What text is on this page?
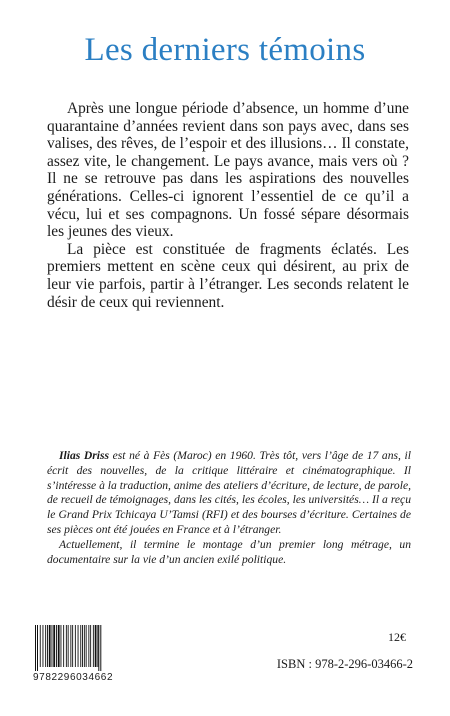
Les derniers témoins

Après une longue période d’absence, un homme d’une quarantaine d’années revient dans son pays avec, dans ses valises, des rêves, de l’espoir et des illusions… Il constate, assez vite, le changement. Le pays avance, mais vers où ? Il ne se retrouve pas dans les aspirations des nouvelles générations. Celles-ci ignorent l’essentiel de ce qu’il a vécu, lui et ses compagnons. Un fossé sépare désormais les jeunes des vieux.

La pièce est constituée de fragments éclatés. Les premiers mettent en scène ceux qui désirent, au prix de leur vie parfois, partir à l’étranger. Les seconds relatent le désir de ceux qui reviennent.

Ilias Driss est né à Fès (Maroc) en 1960. Très tôt, vers l’âge de 17 ans, il écrit des nouvelles, de la critique littéraire et cinématographique. Il s’intéresse à la traduction, anime des ateliers d’écriture, de lecture, de parole, de recueil de témoignages, dans les cités, les écoles, les universités… Il a reçu le Grand Prix Tchicaya U’Tamsi (RFI) et des bourses d’écriture. Certaines de ses pièces ont été jouées en France et à l’étranger.

Actuellement, il termine le montage d’un premier long métrage, un documentaire sur la vie d’un ancien exilé politique.

9782296034662
12€
ISBN : 978-2-296-03466-2
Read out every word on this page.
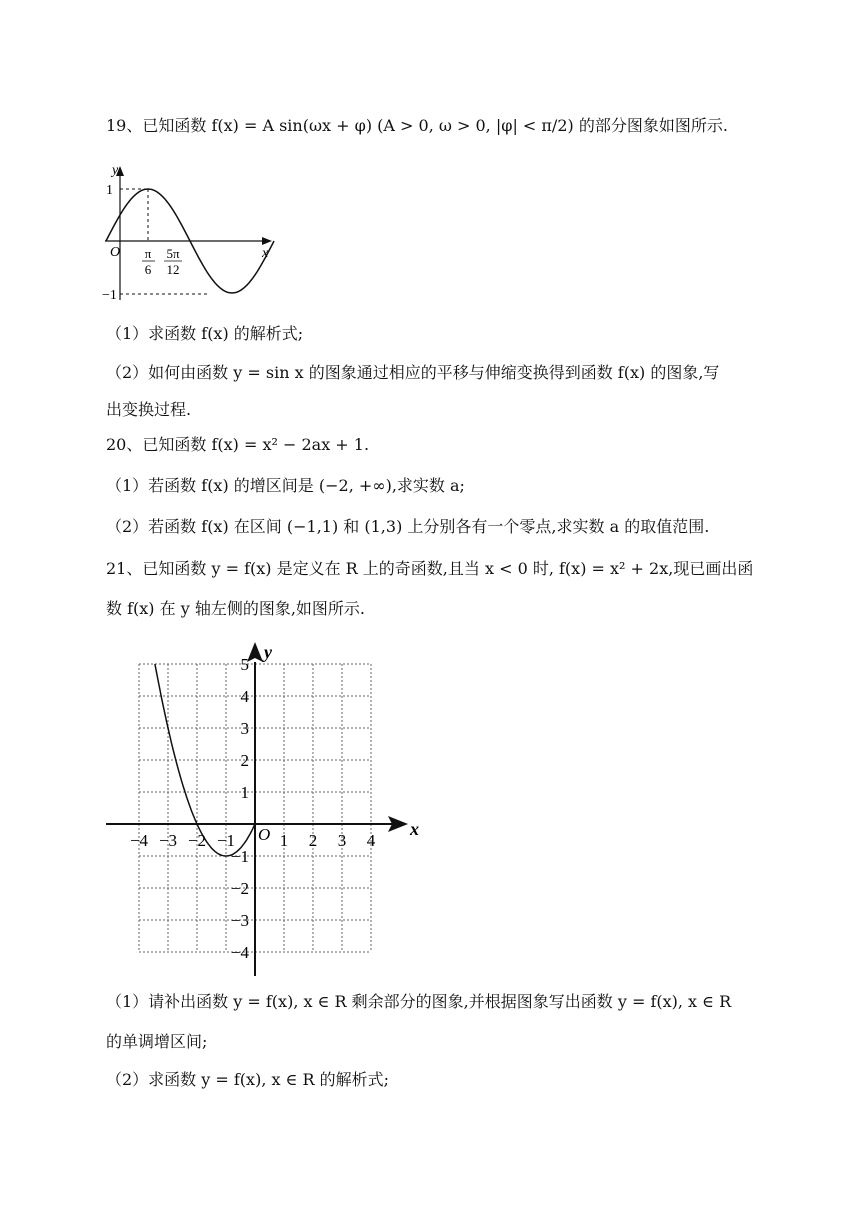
19、已知函数 f(x) = A sin(ωx + φ) (A > 0, ω > 0, |φ| < π/2) 的部分图象如图所示.
y
x
O
1
−1
π
6
5π
12
（1）求函数 f(x) 的解析式;
（2）如何由函数 y = sin x 的图象通过相应的平移与伸缩变换得到函数 f(x) 的图象,写
出变换过程.
20、已知函数 f(x) = x² − 2ax + 1.
（1）若函数 f(x) 的增区间是 (−2, +∞),求实数 a;
（2）若函数 f(x) 在区间 (−1,1) 和 (1,3) 上分别各有一个零点,求实数 a 的取值范围.
21、已知函数 y = f(x) 是定义在 R 上的奇函数,且当 x < 0 时, f(x) = x² + 2x,现已画出函
数 f(x) 在 y 轴左侧的图象,如图所示.
−4 −3 −2 −1	1 2 3 4
5
4
3
2
1
−1
−2
−3
−4
x
y
O
（1）请补出函数 y = f(x), x ∈ R 剩余部分的图象,并根据图象写出函数 y = f(x), x ∈ R
的单调增区间;
（2）求函数 y = f(x), x ∈ R 的解析式;
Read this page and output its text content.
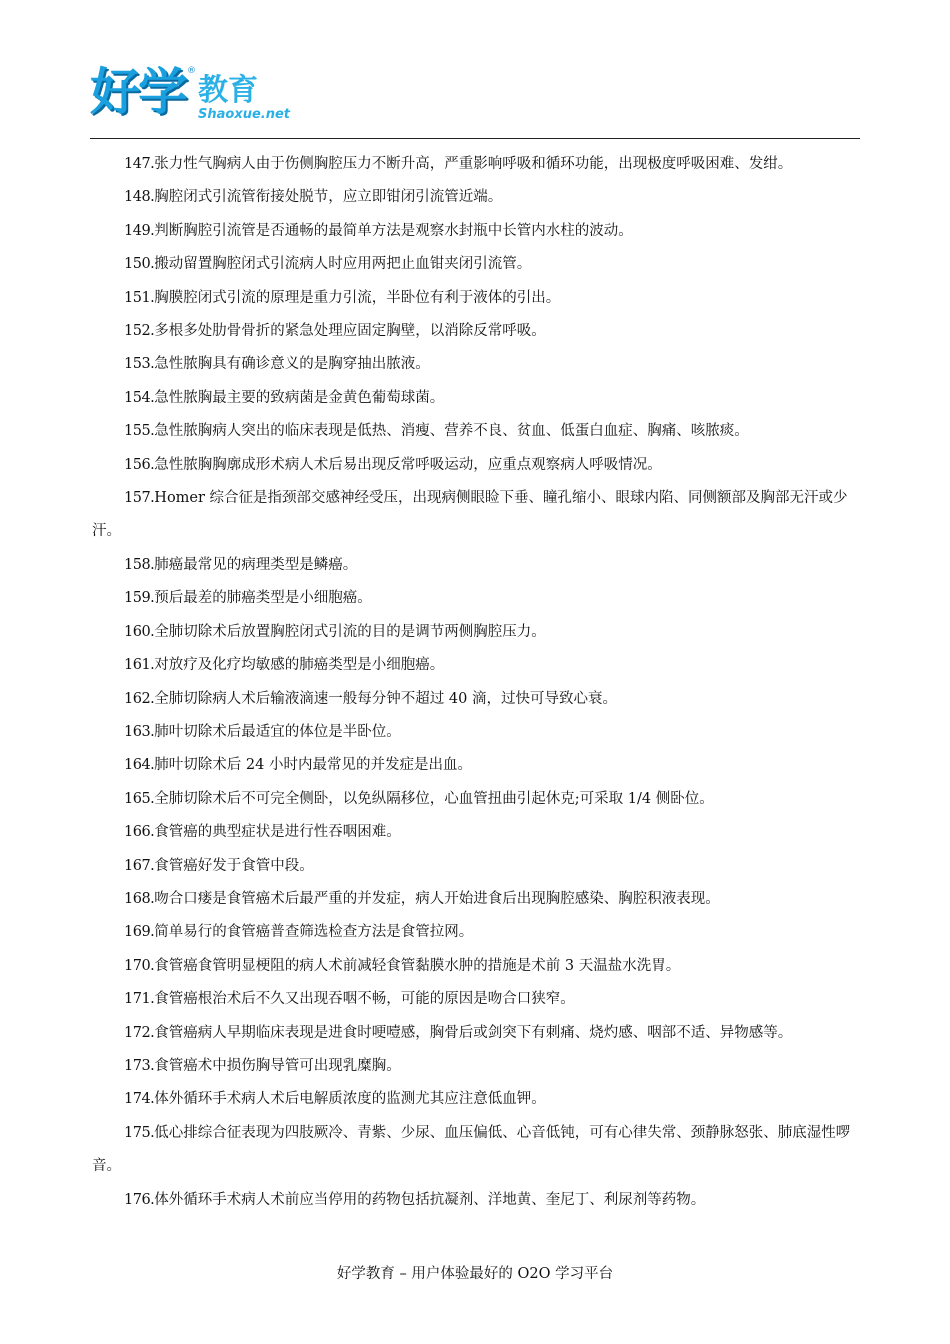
好学 ®
教育
Shaoxue.net
147.张力性气胸病人由于伤侧胸腔压力不断升高，严重影响呼吸和循环功能，出现极度呼吸困难、发绀。
148.胸腔闭式引流管衔接处脱节，应立即钳闭引流管近端。
149.判断胸腔引流管是否通畅的最简单方法是观察水封瓶中长管内水柱的波动。
150.搬动留置胸腔闭式引流病人时应用两把止血钳夹闭引流管。
151.胸膜腔闭式引流的原理是重力引流，半卧位有利于液体的引出。
152.多根多处肋骨骨折的紧急处理应固定胸壁，以消除反常呼吸。
153.急性脓胸具有确诊意义的是胸穿抽出脓液。
154.急性脓胸最主要的致病菌是金黄色葡萄球菌。
155.急性脓胸病人突出的临床表现是低热、消瘦、营养不良、贫血、低蛋白血症、胸痛、咳脓痰。
156.急性脓胸胸廓成形术病人术后易出现反常呼吸运动，应重点观察病人呼吸情况。
157.Homer 综合征是指颈部交感神经受压，出现病侧眼睑下垂、瞳孔缩小、眼球内陷、同侧额部及胸部无汗或少汗。
158.肺癌最常见的病理类型是鳞癌。
159.预后最差的肺癌类型是小细胞癌。
160.全肺切除术后放置胸腔闭式引流的目的是调节两侧胸腔压力。
161.对放疗及化疗均敏感的肺癌类型是小细胞癌。
162.全肺切除病人术后输液滴速一般每分钟不超过 40 滴，过快可导致心衰。
163.肺叶切除术后最适宜的体位是半卧位。
164.肺叶切除术后 24 小时内最常见的并发症是出血。
165.全肺切除术后不可完全侧卧，以免纵隔移位，心血管扭曲引起休克;可采取 1/4 侧卧位。
166.食管癌的典型症状是进行性吞咽困难。
167.食管癌好发于食管中段。
168.吻合口瘘是食管癌术后最严重的并发症，病人开始进食后出现胸腔感染、胸腔积液表现。
169.简单易行的食管癌普查筛选检查方法是食管拉网。
170.食管癌食管明显梗阻的病人术前减轻食管黏膜水肿的措施是术前 3 天温盐水洗胃。
171.食管癌根治术后不久又出现吞咽不畅，可能的原因是吻合口狭窄。
172.食管癌病人早期临床表现是进食时哽噎感，胸骨后或剑突下有刺痛、烧灼感、咽部不适、异物感等。
173.食管癌术中损伤胸导管可出现乳糜胸。
174.体外循环手术病人术后电解质浓度的监测尤其应注意低血钾。
175.低心排综合征表现为四肢厥冷、青紫、少尿、血压偏低、心音低钝，可有心律失常、颈静脉怒张、肺底湿性啰音。
176.体外循环手术病人术前应当停用的药物包括抗凝剂、洋地黄、奎尼丁、利尿剂等药物。
好学教育 – 用户体验最好的 O2O 学习平台
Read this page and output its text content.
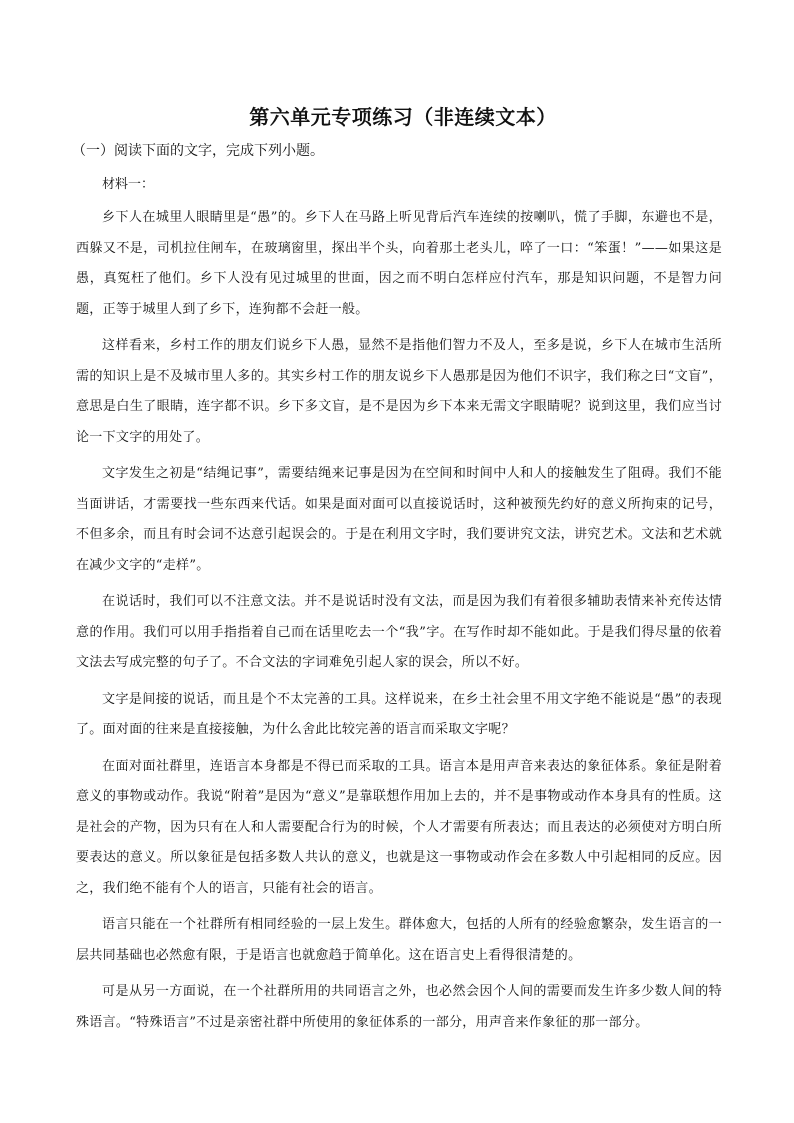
第六单元专项练习（非连续文本）
（一）阅读下面的文字，完成下列小题。
材料一：

乡下人在城里人眼睛里是“愚”的。乡下人在马路上听见背后汽车连续的按喇叭，慌了手脚，东避也不是，西躲又不是，司机拉住闸车，在玻璃窗里，探出半个头，向着那土老头儿，啐了一口：“笨蛋！”——如果这是愚，真冤枉了他们。乡下人没有见过城里的世面，因之而不明白怎样应付汽车，那是知识问题，不是智力问题，正等于城里人到了乡下，连狗都不会赶一般。

这样看来，乡村工作的朋友们说乡下人愚，显然不是指他们智力不及人，至多是说，乡下人在城市生活所需的知识上是不及城市里人多的。其实乡村工作的朋友说乡下人愚那是因为他们不识字，我们称之曰“文盲”，意思是白生了眼睛，连字都不识。乡下多文盲，是不是因为乡下本来无需文字眼睛呢？说到这里，我们应当讨论一下文字的用处了。

文字发生之初是“结绳记事”，需要结绳来记事是因为在空间和时间中人和人的接触发生了阻碍。我们不能当面讲话，才需要找一些东西来代话。如果是面对面可以直接说话时，这种被预先约好的意义所拘束的记号，不但多余，而且有时会词不达意引起误会的。于是在利用文字时，我们要讲究文法，讲究艺术。文法和艺术就在减少文字的“走样”。

在说话时，我们可以不注意文法。并不是说话时没有文法，而是因为我们有着很多辅助表情来补充传达情意的作用。我们可以用手指指着自己而在话里吃去一个“我”字。在写作时却不能如此。于是我们得尽量的依着文法去写成完整的句子了。不合文法的字词难免引起人家的误会，所以不好。

文字是间接的说话，而且是个不太完善的工具。这样说来，在乡土社会里不用文字绝不能说是“愚”的表现了。面对面的往来是直接接触，为什么舍此比较完善的语言而采取文字呢？

在面对面社群里，连语言本身都是不得已而采取的工具。语言本是用声音来表达的象征体系。象征是附着意义的事物或动作。我说“附着”是因为“意义”是靠联想作用加上去的，并不是事物或动作本身具有的性质。这是社会的产物，因为只有在人和人需要配合行为的时候，个人才需要有所表达；而且表达的必须使对方明白所要表达的意义。所以象征是包括多数人共认的意义，也就是这一事物或动作会在多数人中引起相同的反应。因之，我们绝不能有个人的语言，只能有社会的语言。

语言只能在一个社群所有相同经验的一层上发生。群体愈大，包括的人所有的经验愈繁杂，发生语言的一层共同基础也必然愈有限，于是语言也就愈趋于简单化。这在语言史上看得很清楚的。

可是从另一方面说，在一个社群所用的共同语言之外，也必然会因个人间的需要而发生许多少数人间的特殊语言。“特殊语言”不过是亲密社群中所使用的象征体系的一部分，用声音来作象征的那一部分。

**Challenge:** Look through the lines above and collect those with the word "vers".

**Complete response:**
Après une longue période d’absence, un homme d’une quarantaine d’années revient dans son pays avec, dans ses valises, des rêves, de l’espoir et des illusions… Il constate, assez vite, le changement. Le pays avance, mais vers où ? Il ne se retrouve pas dans les aspirations des nouvelles générations. Celles-ci ignorent l’essentiel de ce qu’il a vécu, lui et ses compagnons. Un fossé sépare désormais les jeunes des vieux.
Ilias Driss est né à Fès (Maroc) en 1960. Très tôt, vers l’âge de 17 ans, il écrit des nouvelles, de la critique littéraire et cinématographique. Il s’intéresse à la traduction, anime des ateliers d’écriture, de lecture, de parole, de recueil de témoignages, dans les cités, les écoles, les universités… Il a reçu le Grand Prix Tchicaya U’Tamsi (RFI) et des bourses d’écriture. Certaines de ses pièces ont été jouées en France et à l’étranger.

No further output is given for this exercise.